Gather from the listing below each line that includes the word "diet", and copy it.

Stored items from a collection
────
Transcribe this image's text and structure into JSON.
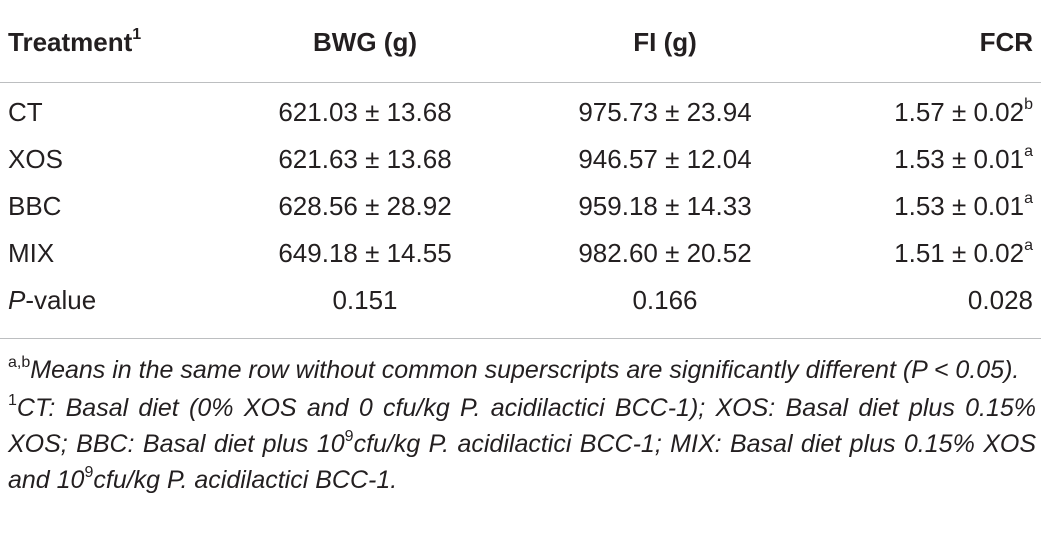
{
  "table": {
    "headers": {
      "treatment": "Treatment",
      "treatment_sup": "1",
      "bwg": "BWG (g)",
      "fi": "FI (g)",
      "fcr": "FCR"
    },
    "rows": [
      {
        "treatment": "CT",
        "bwg": "621.03 ± 13.68",
        "fi": "975.73 ± 23.94",
        "fcr": "1.57 ± 0.02",
        "fcr_sup": "b"
      },
      {
        "treatment": "XOS",
        "bwg": "621.63 ± 13.68",
        "fi": "946.57 ± 12.04",
        "fcr": "1.53 ± 0.01",
        "fcr_sup": "a"
      },
      {
        "treatment": "BBC",
        "bwg": "628.56 ± 28.92",
        "fi": "959.18 ± 14.33",
        "fcr": "1.53 ± 0.01",
        "fcr_sup": "a"
      },
      {
        "treatment": "MIX",
        "bwg": "649.18 ± 14.55",
        "fi": "982.60 ± 20.52",
        "fcr": "1.51 ± 0.02",
        "fcr_sup": "a"
      }
    ],
    "pvalue_row": {
      "label_italic": "P",
      "label_rest": "-value",
      "bwg": "0.151",
      "fi": "0.166",
      "fcr": "0.028"
    }
  },
  "footnotes": {
    "fn_ab_sup": "a,b",
    "fn_ab_text": "Means in the same row without common superscripts are significantly different (P < 0.05).",
    "fn1_sup": "1",
    "fn1_part1": "CT: Basal diet (0% XOS and 0 cfu/kg P. acidilactici BCC-1); XOS: Basal diet plus 0.15% XOS; BBC: Basal diet plus 10",
    "fn1_exp1": "9",
    "fn1_part2": "cfu/kg P. acidilactici BCC-1; MIX: Basal diet plus 0.15% XOS and 10",
    "fn1_exp2": "9",
    "fn1_part3": "cfu/kg P. acidilactici BCC-1."
  }
}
────
## SOLUTION FOR THIS TASK
    "fn1_part1": "CT: Basal diet (0% XOS and 0 cfu/kg P. acidilactici BCC-1); XOS: Basal diet plus 0.15% XOS; BBC: Basal diet plus 10",
    "fn1_part2": "cfu/kg P. acidilactici BCC-1; MIX: Basal diet plus 0.15% XOS and 10",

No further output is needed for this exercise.